Directions - Set down each record below precisely, skipping the pictures.

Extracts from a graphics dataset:
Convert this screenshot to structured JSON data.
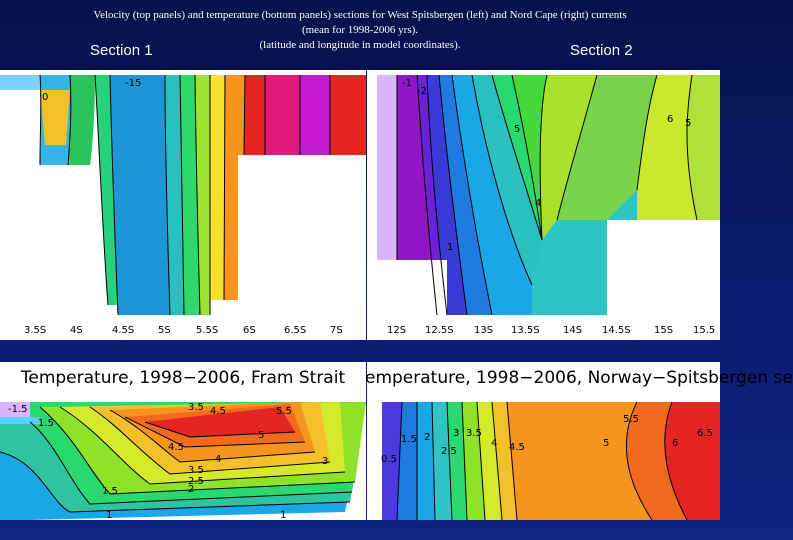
{
  "caption": {
    "line1": "Velocity (top panels) and temperature (bottom panels) sections for West Spitsbergen (left)  and Nord Cape (right) currents",
    "line2": "(mean for 1998-2006 yrs).",
    "line3": "(latitude and longitude in model coordinates)."
  },
  "section_labels": {
    "left": "Section 1",
    "right": "Section 2"
  },
  "velocity_left": {
    "ticks": [
      "3.5S",
      "4S",
      "4.5S",
      "5S",
      "5.5S",
      "6S",
      "6.5S",
      "7S"
    ],
    "contour_labels": [
      "-15",
      "0"
    ]
  },
  "velocity_right": {
    "ticks": [
      "12S",
      "12.5S",
      "13S",
      "13.5S",
      "14S",
      "14.5S",
      "15S",
      "15.5"
    ],
    "contour_labels": [
      "-1",
      "-2",
      "5",
      "4",
      "6",
      "5",
      "1"
    ]
  },
  "temperature_left": {
    "title": "Temperature, 1998−2006, Fram Strait",
    "contour_labels": [
      "-1.5",
      "1.5",
      "3.5",
      "4.5",
      "5.5",
      "5",
      "4.5",
      "4",
      "3.5",
      "3",
      "2.5",
      "2",
      "1.5",
      "1",
      "1"
    ]
  },
  "temperature_right": {
    "title": "emperature, 1998−2006, Norway−Spitsbergen se",
    "contour_labels": [
      "0.5",
      "1.5",
      "2",
      "2.5",
      "3",
      "3.5",
      "4",
      "4.5",
      "5",
      "5.5",
      "6",
      "6.5"
    ]
  }
}
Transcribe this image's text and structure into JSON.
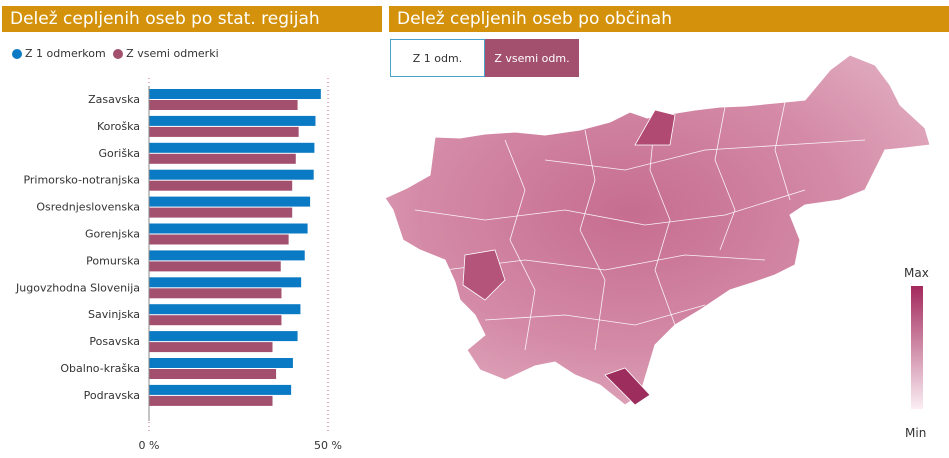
{
  "left_panel": {
    "title": "Delež cepljenih oseb po stat. regijah"
  },
  "right_panel": {
    "title": "Delež cepljenih oseb po občinah"
  },
  "toggle": {
    "one_dose": "Z 1 odm.",
    "all_doses": "Z vsemi odm."
  },
  "map_scale": {
    "max_label": "Max",
    "min_label": "Min"
  },
  "colors": {
    "one_dose": "#0a7ac4",
    "all_doses": "#a3506f",
    "header": "#d4920c"
  },
  "chart_data": {
    "type": "bar",
    "orientation": "horizontal",
    "categories": [
      "Zasavska",
      "Koroška",
      "Goriška",
      "Primorsko-notranjska",
      "Osrednjeslovenska",
      "Gorenjska",
      "Pomurska",
      "Jugovzhodna Slovenija",
      "Savinjska",
      "Posavska",
      "Obalno-kraška",
      "Podravska"
    ],
    "series": [
      {
        "name": "Z 1 odmerkom",
        "values": [
          48,
          46.5,
          46.2,
          46,
          45,
          44.3,
          43.5,
          42.5,
          42.3,
          41.5,
          40.2,
          39.7
        ]
      },
      {
        "name": "Z vsemi odmerki",
        "values": [
          41.5,
          41.8,
          41,
          40,
          40,
          39,
          36.8,
          37,
          37,
          34.5,
          35.5,
          34.5
        ]
      }
    ],
    "xlim": [
      0,
      50
    ],
    "xticks": [
      "0 %",
      "50 %"
    ],
    "legend_position": "top-left"
  }
}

Completed exercise -
Convert this screenshot to structured JSON data.
{
  "caption": {
    "line1": "Velocity (top panels) and temperature (bottom panels) sections for West Spitsbergen (left)  and Nord Cape (right) currents",
    "line2": "(mean for 1998-2006 yrs).",
    "line3": "(latitude and longitude in model coordinates)."
  },
  "section_labels": {
    "left": "Section 1",
    "right": "Section 2"
  },
  "velocity_left": {
    "ticks": [
      "3.5S",
      "4S",
      "4.5S",
      "5S",
      "5.5S",
      "6S",
      "6.5S",
      "7S"
    ],
    "contour_labels": [
      "-15",
      "0"
    ]
  },
  "velocity_right": {
    "ticks": [
      "12S",
      "12.5S",
      "13S",
      "13.5S",
      "14S",
      "14.5S",
      "15S",
      "15.5"
    ],
    "contour_labels": [
      "-1",
      "-2",
      "5",
      "4",
      "6",
      "5",
      "1"
    ]
  },
  "temperature_left": {
    "title": "Temperature, 1998−2006, Fram Strait",
    "contour_labels": [
      "-1.5",
      "1.5",
      "3.5",
      "4.5",
      "5.5",
      "5",
      "4.5",
      "4",
      "3.5",
      "3",
      "2.5",
      "2",
      "1.5",
      "1",
      "1"
    ]
  },
  "temperature_right": {
    "title": "emperature, 1998−2006, Norway−Spitsbergen se",
    "contour_labels": [
      "0.5",
      "1.5",
      "2",
      "2.5",
      "3",
      "3.5",
      "4",
      "4.5",
      "5",
      "5.5",
      "6",
      "6.5"
    ]
  }
}
Transcribe this image's text and structure into JSON.
{
  "left_panel": {
    "title": "Delež cepljenih oseb po stat. regijah"
  },
  "right_panel": {
    "title": "Delež cepljenih oseb po občinah"
  },
  "toggle": {
    "one_dose": "Z 1 odm.",
    "all_doses": "Z vsemi odm."
  },
  "map_scale": {
    "max_label": "Max",
    "min_label": "Min"
  },
  "colors": {
    "one_dose": "#0a7ac4",
    "all_doses": "#a3506f",
    "header": "#d4920c"
  },
  "chart_data": {
    "type": "bar",
    "orientation": "horizontal",
    "categories": [
      "Zasavska",
      "Koroška",
      "Goriška",
      "Primorsko-notranjska",
      "Osrednjeslovenska",
      "Gorenjska",
      "Pomurska",
      "Jugovzhodna Slovenija",
      "Savinjska",
      "Posavska",
      "Obalno-kraška",
      "Podravska"
    ],
    "series": [
      {
        "name": "Z 1 odmerkom",
        "values": [
          48,
          46.5,
          46.2,
          46,
          45,
          44.3,
          43.5,
          42.5,
          42.3,
          41.5,
          40.2,
          39.7
        ]
      },
      {
        "name": "Z vsemi odmerki",
        "values": [
          41.5,
          41.8,
          41,
          40,
          40,
          39,
          36.8,
          37,
          37,
          34.5,
          35.5,
          34.5
        ]
      }
    ],
    "xlim": [
      0,
      50
    ],
    "xticks": [
      "0 %",
      "50 %"
    ],
    "legend_position": "top-left"
  }
}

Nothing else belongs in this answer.